*What you are asked to do*
Take the material below and write it all out again exactly.

*Records for the task*
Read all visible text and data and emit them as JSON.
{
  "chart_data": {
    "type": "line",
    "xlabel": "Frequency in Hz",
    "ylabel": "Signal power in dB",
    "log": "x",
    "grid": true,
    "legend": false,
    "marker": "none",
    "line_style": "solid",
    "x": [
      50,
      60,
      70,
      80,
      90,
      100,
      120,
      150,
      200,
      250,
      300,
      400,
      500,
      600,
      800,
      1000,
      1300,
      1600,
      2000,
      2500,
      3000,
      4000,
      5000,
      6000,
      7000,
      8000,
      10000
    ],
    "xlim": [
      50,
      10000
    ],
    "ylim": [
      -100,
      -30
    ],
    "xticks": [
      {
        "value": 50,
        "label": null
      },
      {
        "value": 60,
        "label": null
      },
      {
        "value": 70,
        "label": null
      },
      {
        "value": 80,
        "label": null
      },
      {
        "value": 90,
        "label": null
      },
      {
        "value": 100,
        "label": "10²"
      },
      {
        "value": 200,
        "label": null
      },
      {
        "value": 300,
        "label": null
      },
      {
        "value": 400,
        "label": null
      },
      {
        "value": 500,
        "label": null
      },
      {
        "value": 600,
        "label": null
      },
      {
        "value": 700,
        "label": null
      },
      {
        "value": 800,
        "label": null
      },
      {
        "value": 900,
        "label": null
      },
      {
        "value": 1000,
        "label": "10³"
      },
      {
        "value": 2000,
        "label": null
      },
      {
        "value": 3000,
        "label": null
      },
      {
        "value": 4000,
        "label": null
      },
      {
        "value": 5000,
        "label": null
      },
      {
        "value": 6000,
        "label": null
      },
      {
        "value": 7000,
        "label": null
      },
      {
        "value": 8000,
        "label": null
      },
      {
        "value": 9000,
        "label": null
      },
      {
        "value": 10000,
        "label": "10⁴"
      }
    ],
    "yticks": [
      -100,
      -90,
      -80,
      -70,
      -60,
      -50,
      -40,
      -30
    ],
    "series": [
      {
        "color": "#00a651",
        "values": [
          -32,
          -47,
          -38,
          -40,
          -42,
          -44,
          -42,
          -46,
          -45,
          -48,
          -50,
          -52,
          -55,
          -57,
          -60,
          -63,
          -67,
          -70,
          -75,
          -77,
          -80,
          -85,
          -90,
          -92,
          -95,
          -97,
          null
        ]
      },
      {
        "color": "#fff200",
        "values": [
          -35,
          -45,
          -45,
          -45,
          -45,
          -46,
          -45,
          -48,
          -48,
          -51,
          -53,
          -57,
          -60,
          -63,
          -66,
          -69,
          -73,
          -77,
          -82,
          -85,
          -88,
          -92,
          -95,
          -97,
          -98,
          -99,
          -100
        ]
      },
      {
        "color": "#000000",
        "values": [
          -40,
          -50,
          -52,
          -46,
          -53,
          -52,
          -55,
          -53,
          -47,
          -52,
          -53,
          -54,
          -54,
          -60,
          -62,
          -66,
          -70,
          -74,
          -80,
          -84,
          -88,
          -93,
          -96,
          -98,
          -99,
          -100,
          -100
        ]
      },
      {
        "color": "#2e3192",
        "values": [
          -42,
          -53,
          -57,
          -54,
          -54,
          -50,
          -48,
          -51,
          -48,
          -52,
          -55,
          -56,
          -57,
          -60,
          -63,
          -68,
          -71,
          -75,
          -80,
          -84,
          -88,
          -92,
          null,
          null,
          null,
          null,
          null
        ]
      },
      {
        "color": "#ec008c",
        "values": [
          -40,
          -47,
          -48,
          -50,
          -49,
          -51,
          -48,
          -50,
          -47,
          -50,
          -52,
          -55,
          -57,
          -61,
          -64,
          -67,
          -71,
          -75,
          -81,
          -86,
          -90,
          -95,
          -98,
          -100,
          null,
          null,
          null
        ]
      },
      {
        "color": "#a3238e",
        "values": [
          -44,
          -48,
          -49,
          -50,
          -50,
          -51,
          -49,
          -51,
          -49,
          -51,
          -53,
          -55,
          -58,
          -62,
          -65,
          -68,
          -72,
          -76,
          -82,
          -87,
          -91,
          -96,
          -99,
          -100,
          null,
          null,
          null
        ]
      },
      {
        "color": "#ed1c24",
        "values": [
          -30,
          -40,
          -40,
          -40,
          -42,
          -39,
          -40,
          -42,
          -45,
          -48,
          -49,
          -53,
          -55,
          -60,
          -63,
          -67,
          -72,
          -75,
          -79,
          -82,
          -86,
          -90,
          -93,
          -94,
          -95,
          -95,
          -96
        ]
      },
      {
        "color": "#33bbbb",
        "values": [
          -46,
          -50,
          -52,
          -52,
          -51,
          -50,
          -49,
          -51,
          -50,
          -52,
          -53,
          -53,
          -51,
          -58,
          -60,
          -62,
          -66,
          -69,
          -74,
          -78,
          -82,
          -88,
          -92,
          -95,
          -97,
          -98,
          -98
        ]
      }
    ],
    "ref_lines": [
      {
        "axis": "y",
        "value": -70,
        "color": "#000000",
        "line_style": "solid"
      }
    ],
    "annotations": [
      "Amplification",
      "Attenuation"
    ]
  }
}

*Exercise solution*
Read all visible text and data and emit them as JSON.
{
  "chart_data": {
    "type": "line",
    "xlabel": "Frequency in Hz",
    "ylabel": "Signal power in dB",
    "log": "x",
    "grid": true,
    "legend": false,
    "marker": "none",
    "line_style": "solid",
    "x": [
      50,
      60,
      70,
      80,
      90,
      100,
      120,
      150,
      200,
      250,
      300,
      400,
      500,
      600,
      800,
      1000,
      1300,
      1600,
      2000,
      2500,
      3000,
      4000,
      5000,
      6000,
      7000,
      8000,
      10000
    ],
    "xlim": [
      50,
      10000
    ],
    "ylim": [
      -100,
      -30
    ],
    "xticks": [
      {
        "value": 50,
        "label": null
      },
      {
        "value": 60,
        "label": null
      },
      {
        "value": 70,
        "label": null
      },
      {
        "value": 80,
        "label": null
      },
      {
        "value": 90,
        "label": null
      },
      {
        "value": 100,
        "label": "10²"
      },
      {
        "value": 200,
        "label": null
      },
      {
        "value": 300,
        "label": null
      },
      {
        "value": 400,
        "label": null
      },
      {
        "value": 500,
        "label": null
      },
      {
        "value": 600,
        "label": null
      },
      {
        "value": 700,
        "label": null
      },
      {
        "value": 800,
        "label": null
      },
      {
        "value": 900,
        "label": null
      },
      {
        "value": 1000,
        "label": "10³"
      },
      {
        "value": 2000,
        "label": null
      },
      {
        "value": 3000,
        "label": null
      },
      {
        "value": 4000,
        "label": null
      },
      {
        "value": 5000,
        "label": null
      },
      {
        "value": 6000,
        "label": null
      },
      {
        "value": 7000,
        "label": null
      },
      {
        "value": 8000,
        "label": null
      },
      {
        "value": 9000,
        "label": null
      },
      {
        "value": 10000,
        "label": "10⁴"
      }
    ],
    "yticks": [
      -100,
      -90,
      -80,
      -70,
      -60,
      -50,
      -40,
      -30
    ],
    "series": [
      {
        "color": "#00a651",
        "values": [
          -32,
          -47,
          -38,
          -40,
          -42,
          -44,
          -42,
          -46,
          -45,
          -48,
          -50,
          -52,
          -55,
          -57,
          -60,
          -63,
          -67,
          -70,
          -75,
          -77,
          -80,
          -85,
          -90,
          -92,
          -95,
          -97,
          null
        ]
      },
      {
        "color": "#fff200",
        "values": [
          -35,
          -45,
          -45,
          -45,
          -45,
          -46,
          -45,
          -48,
          -48,
          -51,
          -53,
          -57,
          -60,
          -63,
          -66,
          -69,
          -73,
          -77,
          -82,
          -85,
          -88,
          -92,
          -95,
          -97,
          -98,
          -99,
          -100
        ]
      },
      {
        "color": "#000000",
        "values": [
          -40,
          -50,
          -52,
          -46,
          -53,
          -52,
          -55,
          -53,
          -47,
          -52,
          -53,
          -54,
          -54,
          -60,
          -62,
          -66,
          -70,
          -74,
          -80,
          -84,
          -88,
          -93,
          -96,
          -98,
          -99,
          -100,
          -100
        ]
      },
      {
        "color": "#2e3192",
        "values": [
          -42,
          -53,
          -57,
          -54,
          -54,
          -50,
          -48,
          -51,
          -48,
          -52,
          -55,
          -56,
          -57,
          -60,
          -63,
          -68,
          -71,
          -75,
          -80,
          -84,
          -88,
          -92,
          null,
          null,
          null,
          null,
          null
        ]
      },
      {
        "color": "#ec008c",
        "values": [
          -40,
          -47,
          -48,
          -50,
          -49,
          -51,
          -48,
          -50,
          -47,
          -50,
          -52,
          -55,
          -57,
          -61,
          -64,
          -67,
          -71,
          -75,
          -81,
          -86,
          -90,
          -95,
          -98,
          -100,
          null,
          null,
          null
        ]
      },
      {
        "color": "#a3238e",
        "values": [
          -44,
          -48,
          -49,
          -50,
          -50,
          -51,
          -49,
          -51,
          -49,
          -51,
          -53,
          -55,
          -58,
          -62,
          -65,
          -68,
          -72,
          -76,
          -82,
          -87,
          -91,
          -96,
          -99,
          -100,
          null,
          null,
          null
        ]
      },
      {
        "color": "#ed1c24",
        "values": [
          -30,
          -40,
          -40,
          -40,
          -42,
          -39,
          -40,
          -42,
          -45,
          -48,
          -49,
          -53,
          -55,
          -60,
          -63,
          -67,
          -72,
          -75,
          -79,
          -82,
          -86,
          -90,
          -93,
          -94,
          -95,
          -95,
          -96
        ]
      },
      {
        "color": "#33bbbb",
        "values": [
          -46,
          -50,
          -52,
          -52,
          -51,
          -50,
          -49,
          -51,
          -50,
          -52,
          -53,
          -53,
          -51,
          -58,
          -60,
          -62,
          -66,
          -69,
          -74,
          -78,
          -82,
          -88,
          -92,
          -95,
          -97,
          -98,
          -98
        ]
      }
    ],
    "ref_lines": [
      {
        "axis": "y",
        "value": -70,
        "color": "#000000",
        "line_style": "solid"
      }
    ],
    "annotations": [
      "Amplification",
      "Attenuation"
    ]
  }
}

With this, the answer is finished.